Problem requirements :: Restate the records in their entirety, word for word.

Provided records ::
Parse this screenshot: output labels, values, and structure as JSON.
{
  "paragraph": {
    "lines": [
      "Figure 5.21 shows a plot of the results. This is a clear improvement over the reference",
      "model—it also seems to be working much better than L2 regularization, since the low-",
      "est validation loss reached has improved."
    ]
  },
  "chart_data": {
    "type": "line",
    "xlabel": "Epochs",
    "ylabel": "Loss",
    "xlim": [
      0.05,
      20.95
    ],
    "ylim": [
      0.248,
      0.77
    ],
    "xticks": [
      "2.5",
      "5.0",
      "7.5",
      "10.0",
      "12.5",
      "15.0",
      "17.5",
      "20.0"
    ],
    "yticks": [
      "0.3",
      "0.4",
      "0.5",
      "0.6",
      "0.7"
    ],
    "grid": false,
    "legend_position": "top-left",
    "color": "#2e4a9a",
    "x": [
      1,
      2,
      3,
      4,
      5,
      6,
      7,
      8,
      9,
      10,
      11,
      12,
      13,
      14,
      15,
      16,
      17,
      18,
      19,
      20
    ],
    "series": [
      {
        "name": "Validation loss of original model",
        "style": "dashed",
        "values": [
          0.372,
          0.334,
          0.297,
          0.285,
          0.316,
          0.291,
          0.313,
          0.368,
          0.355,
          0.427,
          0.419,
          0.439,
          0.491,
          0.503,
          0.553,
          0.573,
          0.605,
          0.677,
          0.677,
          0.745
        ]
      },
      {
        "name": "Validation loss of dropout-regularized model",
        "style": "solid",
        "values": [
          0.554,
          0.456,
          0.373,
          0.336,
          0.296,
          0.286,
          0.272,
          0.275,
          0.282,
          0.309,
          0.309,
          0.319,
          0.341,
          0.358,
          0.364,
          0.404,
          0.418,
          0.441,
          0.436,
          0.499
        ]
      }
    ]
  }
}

Response to the exercise ::
Parse this screenshot: output labels, values, and structure as JSON.
{
  "paragraph": {
    "lines": [
      "Figure 5.21 shows a plot of the results. This is a clear improvement over the reference",
      "model—it also seems to be working much better than L2 regularization, since the low-",
      "est validation loss reached has improved."
    ]
  },
  "chart_data": {
    "type": "line",
    "xlabel": "Epochs",
    "ylabel": "Loss",
    "xlim": [
      0.05,
      20.95
    ],
    "ylim": [
      0.248,
      0.77
    ],
    "xticks": [
      "2.5",
      "5.0",
      "7.5",
      "10.0",
      "12.5",
      "15.0",
      "17.5",
      "20.0"
    ],
    "yticks": [
      "0.3",
      "0.4",
      "0.5",
      "0.6",
      "0.7"
    ],
    "grid": false,
    "legend_position": "top-left",
    "color": "#2e4a9a",
    "x": [
      1,
      2,
      3,
      4,
      5,
      6,
      7,
      8,
      9,
      10,
      11,
      12,
      13,
      14,
      15,
      16,
      17,
      18,
      19,
      20
    ],
    "series": [
      {
        "name": "Validation loss of original model",
        "style": "dashed",
        "values": [
          0.372,
          0.334,
          0.297,
          0.285,
          0.316,
          0.291,
          0.313,
          0.368,
          0.355,
          0.427,
          0.419,
          0.439,
          0.491,
          0.503,
          0.553,
          0.573,
          0.605,
          0.677,
          0.677,
          0.745
        ]
      },
      {
        "name": "Validation loss of dropout-regularized model",
        "style": "solid",
        "values": [
          0.554,
          0.456,
          0.373,
          0.336,
          0.296,
          0.286,
          0.272,
          0.275,
          0.282,
          0.309,
          0.309,
          0.319,
          0.341,
          0.358,
          0.364,
          0.404,
          0.418,
          0.441,
          0.436,
          0.499
        ]
      }
    ]
  }
}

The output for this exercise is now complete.